## Direction
Rewrite each line of the material below as an item in a numbered list, skipping any blank lines.

## Task inputs

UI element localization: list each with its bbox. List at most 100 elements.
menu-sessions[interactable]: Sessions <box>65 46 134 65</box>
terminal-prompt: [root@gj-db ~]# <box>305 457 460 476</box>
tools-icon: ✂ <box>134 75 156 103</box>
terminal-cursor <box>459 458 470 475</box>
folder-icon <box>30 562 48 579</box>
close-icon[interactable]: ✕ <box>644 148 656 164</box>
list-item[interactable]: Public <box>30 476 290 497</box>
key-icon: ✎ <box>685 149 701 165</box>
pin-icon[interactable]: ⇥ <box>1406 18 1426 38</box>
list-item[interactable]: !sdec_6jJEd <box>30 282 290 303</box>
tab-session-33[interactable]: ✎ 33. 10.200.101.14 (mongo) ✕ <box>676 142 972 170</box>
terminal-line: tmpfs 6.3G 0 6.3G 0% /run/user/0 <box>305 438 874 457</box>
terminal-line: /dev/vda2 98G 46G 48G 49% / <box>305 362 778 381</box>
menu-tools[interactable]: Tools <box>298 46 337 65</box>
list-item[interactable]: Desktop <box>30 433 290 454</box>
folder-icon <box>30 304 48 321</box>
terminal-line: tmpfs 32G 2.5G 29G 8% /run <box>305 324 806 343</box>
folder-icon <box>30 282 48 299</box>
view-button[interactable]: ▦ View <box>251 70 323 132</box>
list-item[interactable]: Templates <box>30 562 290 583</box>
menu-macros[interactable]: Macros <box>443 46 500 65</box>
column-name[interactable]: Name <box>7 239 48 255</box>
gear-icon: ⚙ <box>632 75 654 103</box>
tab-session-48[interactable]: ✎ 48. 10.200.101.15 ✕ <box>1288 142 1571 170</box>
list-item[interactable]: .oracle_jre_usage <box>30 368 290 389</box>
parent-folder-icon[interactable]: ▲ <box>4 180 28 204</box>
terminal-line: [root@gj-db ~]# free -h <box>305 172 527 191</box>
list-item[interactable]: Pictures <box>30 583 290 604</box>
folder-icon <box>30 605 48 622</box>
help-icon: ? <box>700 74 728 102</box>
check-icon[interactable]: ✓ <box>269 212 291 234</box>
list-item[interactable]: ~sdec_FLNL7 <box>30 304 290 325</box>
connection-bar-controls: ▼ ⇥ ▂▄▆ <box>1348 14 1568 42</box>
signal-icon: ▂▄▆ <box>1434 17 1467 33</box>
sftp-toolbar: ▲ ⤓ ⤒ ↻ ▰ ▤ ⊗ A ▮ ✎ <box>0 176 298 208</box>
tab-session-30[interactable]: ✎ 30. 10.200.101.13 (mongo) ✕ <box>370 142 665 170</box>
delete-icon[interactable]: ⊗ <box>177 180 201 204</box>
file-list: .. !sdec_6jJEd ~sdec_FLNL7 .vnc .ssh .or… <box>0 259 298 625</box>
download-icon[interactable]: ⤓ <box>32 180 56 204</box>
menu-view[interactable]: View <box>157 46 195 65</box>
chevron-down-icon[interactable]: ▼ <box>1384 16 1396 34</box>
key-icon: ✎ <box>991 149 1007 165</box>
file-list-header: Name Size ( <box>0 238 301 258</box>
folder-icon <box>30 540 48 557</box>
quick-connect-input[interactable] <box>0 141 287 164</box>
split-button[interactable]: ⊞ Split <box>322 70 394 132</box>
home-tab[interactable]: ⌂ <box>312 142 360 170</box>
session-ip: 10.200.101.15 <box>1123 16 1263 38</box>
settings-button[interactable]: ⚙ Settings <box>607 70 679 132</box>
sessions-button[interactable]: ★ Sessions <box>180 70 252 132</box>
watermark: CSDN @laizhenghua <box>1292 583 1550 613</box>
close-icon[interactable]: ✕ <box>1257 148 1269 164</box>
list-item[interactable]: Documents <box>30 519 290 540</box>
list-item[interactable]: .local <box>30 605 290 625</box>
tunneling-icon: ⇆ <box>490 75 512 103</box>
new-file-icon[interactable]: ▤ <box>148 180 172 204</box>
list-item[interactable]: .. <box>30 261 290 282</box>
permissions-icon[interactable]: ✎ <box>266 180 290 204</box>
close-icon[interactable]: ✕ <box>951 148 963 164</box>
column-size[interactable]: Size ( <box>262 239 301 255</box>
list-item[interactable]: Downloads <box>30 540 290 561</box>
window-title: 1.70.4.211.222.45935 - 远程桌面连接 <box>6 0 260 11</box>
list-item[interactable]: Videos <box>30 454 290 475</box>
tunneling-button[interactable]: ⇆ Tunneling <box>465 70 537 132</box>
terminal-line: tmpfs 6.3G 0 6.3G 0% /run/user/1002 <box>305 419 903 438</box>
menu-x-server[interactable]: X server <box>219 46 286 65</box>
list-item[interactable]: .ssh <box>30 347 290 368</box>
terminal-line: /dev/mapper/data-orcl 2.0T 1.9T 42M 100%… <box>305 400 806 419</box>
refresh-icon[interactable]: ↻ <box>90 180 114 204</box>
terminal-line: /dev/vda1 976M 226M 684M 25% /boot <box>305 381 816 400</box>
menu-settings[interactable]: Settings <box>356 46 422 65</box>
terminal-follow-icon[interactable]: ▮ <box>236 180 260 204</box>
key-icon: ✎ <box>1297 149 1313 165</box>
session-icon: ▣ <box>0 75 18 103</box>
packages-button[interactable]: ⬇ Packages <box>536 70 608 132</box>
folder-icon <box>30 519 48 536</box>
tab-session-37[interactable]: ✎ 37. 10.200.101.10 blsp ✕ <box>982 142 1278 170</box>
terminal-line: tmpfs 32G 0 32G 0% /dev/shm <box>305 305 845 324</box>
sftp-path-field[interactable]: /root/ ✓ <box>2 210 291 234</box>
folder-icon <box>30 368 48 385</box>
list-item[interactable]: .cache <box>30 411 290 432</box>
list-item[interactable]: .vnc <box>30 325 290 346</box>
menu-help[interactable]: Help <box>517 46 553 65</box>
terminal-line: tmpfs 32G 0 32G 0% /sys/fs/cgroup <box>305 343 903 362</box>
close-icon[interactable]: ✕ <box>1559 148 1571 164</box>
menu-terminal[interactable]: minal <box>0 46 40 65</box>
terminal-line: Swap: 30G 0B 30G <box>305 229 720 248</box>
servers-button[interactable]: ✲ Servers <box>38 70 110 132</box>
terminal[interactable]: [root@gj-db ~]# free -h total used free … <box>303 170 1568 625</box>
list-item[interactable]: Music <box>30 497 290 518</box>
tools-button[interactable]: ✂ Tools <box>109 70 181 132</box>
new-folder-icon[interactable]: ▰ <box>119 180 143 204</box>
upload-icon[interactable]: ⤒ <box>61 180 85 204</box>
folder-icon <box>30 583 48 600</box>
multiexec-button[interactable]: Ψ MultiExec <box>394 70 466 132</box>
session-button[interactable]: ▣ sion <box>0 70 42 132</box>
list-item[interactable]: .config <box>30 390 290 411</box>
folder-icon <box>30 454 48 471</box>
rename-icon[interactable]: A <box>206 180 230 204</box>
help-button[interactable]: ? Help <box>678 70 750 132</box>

## Output for this exercise
1. UI element localization: list each with its bbox. List at most 100 elements.
2. menu-sessions[interactable]: Sessions <box>65 46 134 65</box>
3. terminal-prompt: [root@gj-db ~]# <box>305 457 460 476</box>
4. tools-icon: ✂ <box>134 75 156 103</box>
5. terminal-cursor <box>459 458 470 475</box>
6. folder-icon <box>30 562 48 579</box>
7. close-icon[interactable]: ✕ <box>644 148 656 164</box>
8. list-item[interactable]: Public <box>30 476 290 497</box>
9. key-icon: ✎ <box>685 149 701 165</box>
10. pin-icon[interactable]: ⇥ <box>1406 18 1426 38</box>
11. list-item[interactable]: !sdec_6jJEd <box>30 282 290 303</box>
12. tab-session-33[interactable]: ✎ 33. 10.200.101.14 (mongo) ✕ <box>676 142 972 170</box>
13. terminal-line: tmpfs 6.3G 0 6.3G 0% /run/user/0 <box>305 438 874 457</box>
14. terminal-line: /dev/vda2 98G 46G 48G 49% / <box>305 362 778 381</box>
15. menu-tools[interactable]: Tools <box>298 46 337 65</box>
16. list-item[interactable]: Desktop <box>30 433 290 454</box>
17. folder-icon <box>30 304 48 321</box>
18. terminal-line: tmpfs 32G 2.5G 29G 8% /run <box>305 324 806 343</box>
19. folder-icon <box>30 282 48 299</box>
20. view-button[interactable]: ▦ View <box>251 70 323 132</box>
21. list-item[interactable]: Templates <box>30 562 290 583</box>
22. menu-macros[interactable]: Macros <box>443 46 500 65</box>
23. column-name[interactable]: Name <box>7 239 48 255</box>
24. gear-icon: ⚙ <box>632 75 654 103</box>
25. tab-session-48[interactable]: ✎ 48. 10.200.101.15 ✕ <box>1288 142 1571 170</box>
26. list-item[interactable]: .oracle_jre_usage <box>30 368 290 389</box>
27. parent-folder-icon[interactable]: ▲ <box>4 180 28 204</box>
28. terminal-line: [root@gj-db ~]# free -h <box>305 172 527 191</box>
29. list-item[interactable]: Pictures <box>30 583 290 604</box>
30. folder-icon <box>30 605 48 622</box>
31. help-icon: ? <box>700 74 728 102</box>
32. check-icon[interactable]: ✓ <box>269 212 291 234</box>
33. list-item[interactable]: ~sdec_FLNL7 <box>30 304 290 325</box>
34. connection-bar-controls: ▼ ⇥ ▂▄▆ <box>1348 14 1568 42</box>
35. signal-icon: ▂▄▆ <box>1434 17 1467 33</box>
36. sftp-toolbar: ▲ ⤓ ⤒ ↻ ▰ ▤ ⊗ A ▮ ✎ <box>0 176 298 208</box>
37. tab-session-30[interactable]: ✎ 30. 10.200.101.13 (mongo) ✕ <box>370 142 665 170</box>
38. delete-icon[interactable]: ⊗ <box>177 180 201 204</box>
39. file-list: .. !sdec_6jJEd ~sdec_FLNL7 .vnc .ssh .or… <box>0 259 298 625</box>
40. download-icon[interactable]: ⤓ <box>32 180 56 204</box>
41. menu-view[interactable]: View <box>157 46 195 65</box>
42. chevron-down-icon[interactable]: ▼ <box>1384 16 1396 34</box>
43. key-icon: ✎ <box>991 149 1007 165</box>
44. file-list-header: Name Size ( <box>0 238 301 258</box>
45. folder-icon <box>30 540 48 557</box>
46. quick-connect-input[interactable] <box>0 141 287 164</box>
47. split-button[interactable]: ⊞ Split <box>322 70 394 132</box>
48. home-tab[interactable]: ⌂ <box>312 142 360 170</box>
49. session-ip: 10.200.101.15 <box>1123 16 1263 38</box>
50. settings-button[interactable]: ⚙ Settings <box>607 70 679 132</box>
51. sessions-button[interactable]: ★ Sessions <box>180 70 252 132</box>
52. watermark: CSDN @laizhenghua <box>1292 583 1550 613</box>
53. close-icon[interactable]: ✕ <box>1257 148 1269 164</box>
54. list-item[interactable]: Documents <box>30 519 290 540</box>
55. list-item[interactable]: .local <box>30 605 290 625</box>
56. tunneling-icon: ⇆ <box>490 75 512 103</box>
57. new-file-icon[interactable]: ▤ <box>148 180 172 204</box>
58. list-item[interactable]: .. <box>30 261 290 282</box>
59. permissions-icon[interactable]: ✎ <box>266 180 290 204</box>
60. close-icon[interactable]: ✕ <box>951 148 963 164</box>
61. column-size[interactable]: Size ( <box>262 239 301 255</box>
62. list-item[interactable]: Downloads <box>30 540 290 561</box>
63. window-title: 1.70.4.211.222.45935 - 远程桌面连接 <box>6 0 260 11</box>
64. list-item[interactable]: Videos <box>30 454 290 475</box>
65. tunneling-button[interactable]: ⇆ Tunneling <box>465 70 537 132</box>
66. terminal-line: tmpfs 6.3G 0 6.3G 0% /run/user/1002 <box>305 419 903 438</box>
67. menu-x-server[interactable]: X server <box>219 46 286 65</box>
68. list-item[interactable]: .ssh <box>30 347 290 368</box>
69. terminal-line: /dev/mapper/data-orcl 2.0T 1.9T 42M 100%… <box>305 400 806 419</box>
70. refresh-icon[interactable]: ↻ <box>90 180 114 204</box>
71. terminal-line: /dev/vda1 976M 226M 684M 25% /boot <box>305 381 816 400</box>
72. menu-settings[interactable]: Settings <box>356 46 422 65</box>
73. terminal-follow-icon[interactable]: ▮ <box>236 180 260 204</box>
74. key-icon: ✎ <box>1297 149 1313 165</box>
75. session-icon: ▣ <box>0 75 18 103</box>
76. packages-button[interactable]: ⬇ Packages <box>536 70 608 132</box>
77. folder-icon <box>30 519 48 536</box>
78. tab-session-37[interactable]: ✎ 37. 10.200.101.10 blsp ✕ <box>982 142 1278 170</box>
79. terminal-line: tmpfs 32G 0 32G 0% /dev/shm <box>305 305 845 324</box>
80. sftp-path-field[interactable]: /root/ ✓ <box>2 210 291 234</box>
81. folder-icon <box>30 368 48 385</box>
82. list-item[interactable]: .cache <box>30 411 290 432</box>
83. list-item[interactable]: .vnc <box>30 325 290 346</box>
84. menu-help[interactable]: Help <box>517 46 553 65</box>
85. terminal-line: tmpfs 32G 0 32G 0% /sys/fs/cgroup <box>305 343 903 362</box>
86. close-icon[interactable]: ✕ <box>1559 148 1571 164</box>
87. menu-terminal[interactable]: minal <box>0 46 40 65</box>
88. terminal-line: Swap: 30G 0B 30G <box>305 229 720 248</box>
89. servers-button[interactable]: ✲ Servers <box>38 70 110 132</box>
90. terminal[interactable]: [root@gj-db ~]# free -h total used free … <box>303 170 1568 625</box>
91. list-item[interactable]: Music <box>30 497 290 518</box>
92. tools-button[interactable]: ✂ Tools <box>109 70 181 132</box>
93. new-folder-icon[interactable]: ▰ <box>119 180 143 204</box>
94. upload-icon[interactable]: ⤒ <box>61 180 85 204</box>
95. folder-icon <box>30 583 48 600</box>
96. multiexec-button[interactable]: Ψ MultiExec <box>394 70 466 132</box>
97. session-button[interactable]: ▣ sion <box>0 70 42 132</box>
98. list-item[interactable]: .config <box>30 390 290 411</box>
99. folder-icon <box>30 454 48 471</box>
100. rename-icon[interactable]: A <box>206 180 230 204</box>
101. help-button[interactable]: ? Help <box>678 70 750 132</box>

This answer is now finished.